# Challenge
Lift out all lines below that contain "data".

^^^^^^^^

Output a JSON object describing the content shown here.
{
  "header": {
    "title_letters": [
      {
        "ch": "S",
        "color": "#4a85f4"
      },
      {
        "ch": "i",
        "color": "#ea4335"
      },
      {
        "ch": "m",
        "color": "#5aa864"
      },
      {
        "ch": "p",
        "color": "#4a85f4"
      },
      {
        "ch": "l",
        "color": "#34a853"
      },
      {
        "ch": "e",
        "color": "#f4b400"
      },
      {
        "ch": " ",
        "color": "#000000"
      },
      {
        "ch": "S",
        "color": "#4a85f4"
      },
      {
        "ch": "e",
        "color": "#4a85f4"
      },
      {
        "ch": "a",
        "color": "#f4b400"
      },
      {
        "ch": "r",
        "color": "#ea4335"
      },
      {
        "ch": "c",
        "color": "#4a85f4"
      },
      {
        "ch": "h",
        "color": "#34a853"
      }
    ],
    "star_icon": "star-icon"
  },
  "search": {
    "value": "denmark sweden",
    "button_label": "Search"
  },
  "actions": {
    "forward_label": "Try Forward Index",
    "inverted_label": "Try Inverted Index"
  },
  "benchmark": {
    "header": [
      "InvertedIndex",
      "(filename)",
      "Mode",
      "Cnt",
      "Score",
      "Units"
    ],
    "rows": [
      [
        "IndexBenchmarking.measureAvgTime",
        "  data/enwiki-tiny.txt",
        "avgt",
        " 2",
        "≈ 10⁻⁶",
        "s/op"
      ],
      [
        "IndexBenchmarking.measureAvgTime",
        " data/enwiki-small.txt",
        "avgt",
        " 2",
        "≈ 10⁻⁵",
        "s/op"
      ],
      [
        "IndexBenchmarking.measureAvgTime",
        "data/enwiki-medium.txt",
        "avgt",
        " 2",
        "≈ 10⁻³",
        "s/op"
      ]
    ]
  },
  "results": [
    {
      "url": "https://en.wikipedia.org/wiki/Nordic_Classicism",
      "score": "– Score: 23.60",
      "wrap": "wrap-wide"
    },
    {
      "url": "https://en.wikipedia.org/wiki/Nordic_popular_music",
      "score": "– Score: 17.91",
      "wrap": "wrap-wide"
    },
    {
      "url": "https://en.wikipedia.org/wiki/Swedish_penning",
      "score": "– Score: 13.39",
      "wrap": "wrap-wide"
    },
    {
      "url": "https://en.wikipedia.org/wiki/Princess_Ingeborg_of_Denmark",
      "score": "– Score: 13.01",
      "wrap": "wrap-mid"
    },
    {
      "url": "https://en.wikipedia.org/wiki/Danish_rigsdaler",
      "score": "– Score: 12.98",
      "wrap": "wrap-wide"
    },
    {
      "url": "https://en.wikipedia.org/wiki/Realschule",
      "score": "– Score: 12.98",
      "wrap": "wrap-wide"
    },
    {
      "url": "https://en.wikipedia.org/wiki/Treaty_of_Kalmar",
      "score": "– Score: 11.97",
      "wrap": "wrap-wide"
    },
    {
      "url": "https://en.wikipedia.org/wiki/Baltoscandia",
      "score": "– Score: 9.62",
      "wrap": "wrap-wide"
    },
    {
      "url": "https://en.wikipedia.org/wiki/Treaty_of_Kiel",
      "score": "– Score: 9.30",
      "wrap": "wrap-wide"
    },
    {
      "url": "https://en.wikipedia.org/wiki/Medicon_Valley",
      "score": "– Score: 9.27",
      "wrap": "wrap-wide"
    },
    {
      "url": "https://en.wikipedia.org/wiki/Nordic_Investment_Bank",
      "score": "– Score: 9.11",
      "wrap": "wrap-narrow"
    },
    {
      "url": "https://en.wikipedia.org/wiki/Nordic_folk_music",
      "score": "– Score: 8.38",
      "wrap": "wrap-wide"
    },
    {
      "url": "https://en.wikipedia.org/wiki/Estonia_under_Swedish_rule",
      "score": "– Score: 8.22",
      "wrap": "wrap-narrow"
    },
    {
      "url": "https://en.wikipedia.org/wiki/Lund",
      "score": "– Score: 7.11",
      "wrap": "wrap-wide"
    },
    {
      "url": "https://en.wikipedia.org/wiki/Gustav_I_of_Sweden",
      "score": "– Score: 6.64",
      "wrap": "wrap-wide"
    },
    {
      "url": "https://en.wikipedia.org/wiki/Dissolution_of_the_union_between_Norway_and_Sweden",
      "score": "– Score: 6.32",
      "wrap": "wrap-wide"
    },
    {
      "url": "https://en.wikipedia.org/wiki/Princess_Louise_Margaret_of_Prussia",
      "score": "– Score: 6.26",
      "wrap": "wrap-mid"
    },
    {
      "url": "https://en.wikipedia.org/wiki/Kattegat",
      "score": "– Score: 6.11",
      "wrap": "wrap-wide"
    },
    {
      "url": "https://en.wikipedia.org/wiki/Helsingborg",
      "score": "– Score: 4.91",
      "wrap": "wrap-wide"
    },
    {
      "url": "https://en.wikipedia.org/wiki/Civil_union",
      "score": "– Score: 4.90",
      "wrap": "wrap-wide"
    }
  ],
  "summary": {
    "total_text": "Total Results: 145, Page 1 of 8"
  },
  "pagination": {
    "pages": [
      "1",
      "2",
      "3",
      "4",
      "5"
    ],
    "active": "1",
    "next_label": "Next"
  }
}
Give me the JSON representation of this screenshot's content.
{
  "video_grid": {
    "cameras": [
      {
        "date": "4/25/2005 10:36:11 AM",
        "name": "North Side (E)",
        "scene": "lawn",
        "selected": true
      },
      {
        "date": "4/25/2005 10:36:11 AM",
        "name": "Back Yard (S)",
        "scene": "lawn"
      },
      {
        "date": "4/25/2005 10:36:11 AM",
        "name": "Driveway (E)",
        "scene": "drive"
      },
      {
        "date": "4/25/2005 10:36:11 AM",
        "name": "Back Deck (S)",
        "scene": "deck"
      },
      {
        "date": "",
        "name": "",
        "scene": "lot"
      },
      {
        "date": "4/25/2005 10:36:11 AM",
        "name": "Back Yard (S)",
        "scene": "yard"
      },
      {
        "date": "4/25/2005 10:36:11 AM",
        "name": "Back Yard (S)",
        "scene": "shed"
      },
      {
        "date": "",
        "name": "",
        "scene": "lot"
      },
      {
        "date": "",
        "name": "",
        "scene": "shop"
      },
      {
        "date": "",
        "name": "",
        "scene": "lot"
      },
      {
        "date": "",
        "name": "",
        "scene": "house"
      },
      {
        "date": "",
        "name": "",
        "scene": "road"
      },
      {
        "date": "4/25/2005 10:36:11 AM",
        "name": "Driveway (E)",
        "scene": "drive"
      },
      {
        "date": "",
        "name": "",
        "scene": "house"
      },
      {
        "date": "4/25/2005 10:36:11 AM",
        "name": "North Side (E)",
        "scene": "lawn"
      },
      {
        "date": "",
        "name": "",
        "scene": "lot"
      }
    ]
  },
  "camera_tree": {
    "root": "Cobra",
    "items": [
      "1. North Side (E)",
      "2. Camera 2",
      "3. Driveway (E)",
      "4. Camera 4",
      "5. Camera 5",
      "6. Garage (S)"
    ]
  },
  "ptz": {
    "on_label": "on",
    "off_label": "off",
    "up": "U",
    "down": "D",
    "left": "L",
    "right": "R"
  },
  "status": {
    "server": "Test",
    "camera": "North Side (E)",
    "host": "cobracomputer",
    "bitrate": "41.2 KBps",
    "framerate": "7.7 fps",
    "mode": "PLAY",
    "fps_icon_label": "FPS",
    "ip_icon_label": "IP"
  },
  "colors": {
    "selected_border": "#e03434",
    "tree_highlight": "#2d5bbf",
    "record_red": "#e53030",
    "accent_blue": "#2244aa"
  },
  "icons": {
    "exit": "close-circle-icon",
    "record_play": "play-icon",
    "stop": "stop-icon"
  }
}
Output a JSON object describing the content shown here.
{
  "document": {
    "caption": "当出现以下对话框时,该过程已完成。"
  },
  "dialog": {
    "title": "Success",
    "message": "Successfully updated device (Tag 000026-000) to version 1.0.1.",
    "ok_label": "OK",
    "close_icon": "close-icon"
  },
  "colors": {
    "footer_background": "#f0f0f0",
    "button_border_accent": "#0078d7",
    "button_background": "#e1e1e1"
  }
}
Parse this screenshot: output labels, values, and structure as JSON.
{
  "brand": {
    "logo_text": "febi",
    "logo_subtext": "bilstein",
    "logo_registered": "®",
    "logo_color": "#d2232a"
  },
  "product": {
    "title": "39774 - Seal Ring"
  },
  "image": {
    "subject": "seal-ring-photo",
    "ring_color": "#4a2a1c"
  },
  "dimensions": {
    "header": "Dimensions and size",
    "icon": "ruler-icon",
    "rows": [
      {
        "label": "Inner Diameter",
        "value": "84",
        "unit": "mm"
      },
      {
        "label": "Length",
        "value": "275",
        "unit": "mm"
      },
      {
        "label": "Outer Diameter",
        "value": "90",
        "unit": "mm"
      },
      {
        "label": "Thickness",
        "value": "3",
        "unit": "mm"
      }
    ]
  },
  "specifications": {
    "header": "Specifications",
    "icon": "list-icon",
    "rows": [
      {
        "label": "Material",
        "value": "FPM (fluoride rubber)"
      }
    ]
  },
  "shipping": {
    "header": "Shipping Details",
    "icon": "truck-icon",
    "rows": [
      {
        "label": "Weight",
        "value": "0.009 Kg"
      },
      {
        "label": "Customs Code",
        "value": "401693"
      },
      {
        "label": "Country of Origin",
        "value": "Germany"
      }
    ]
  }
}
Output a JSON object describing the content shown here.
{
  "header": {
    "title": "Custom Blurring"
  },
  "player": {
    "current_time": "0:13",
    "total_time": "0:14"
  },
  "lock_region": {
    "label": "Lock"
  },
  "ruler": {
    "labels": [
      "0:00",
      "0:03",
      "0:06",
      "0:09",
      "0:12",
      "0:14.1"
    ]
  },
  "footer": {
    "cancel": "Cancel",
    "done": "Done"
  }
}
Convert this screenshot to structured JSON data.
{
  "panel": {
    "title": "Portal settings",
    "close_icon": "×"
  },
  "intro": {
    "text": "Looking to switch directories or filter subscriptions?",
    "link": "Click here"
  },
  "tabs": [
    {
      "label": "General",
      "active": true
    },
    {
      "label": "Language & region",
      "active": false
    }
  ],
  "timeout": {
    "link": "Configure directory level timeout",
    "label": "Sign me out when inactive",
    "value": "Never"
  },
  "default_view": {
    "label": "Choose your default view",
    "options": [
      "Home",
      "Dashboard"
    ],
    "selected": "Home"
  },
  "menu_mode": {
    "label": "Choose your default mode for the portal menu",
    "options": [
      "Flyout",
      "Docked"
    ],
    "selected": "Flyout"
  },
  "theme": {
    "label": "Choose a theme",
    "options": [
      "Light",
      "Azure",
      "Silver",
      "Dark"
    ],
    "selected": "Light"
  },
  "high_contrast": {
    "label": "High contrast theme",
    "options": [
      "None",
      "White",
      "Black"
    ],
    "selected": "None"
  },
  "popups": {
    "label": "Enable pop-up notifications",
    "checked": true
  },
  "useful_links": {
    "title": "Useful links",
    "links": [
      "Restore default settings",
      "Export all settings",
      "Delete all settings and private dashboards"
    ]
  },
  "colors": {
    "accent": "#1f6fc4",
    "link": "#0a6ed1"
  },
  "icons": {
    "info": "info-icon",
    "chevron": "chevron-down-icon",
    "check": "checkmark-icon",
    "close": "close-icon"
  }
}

^^^^^^^^

# Task answer
        "  data/enwiki-tiny.txt",
        " data/enwiki-small.txt",
        "data/enwiki-medium.txt",
Convert this screenshot to structured JSON data.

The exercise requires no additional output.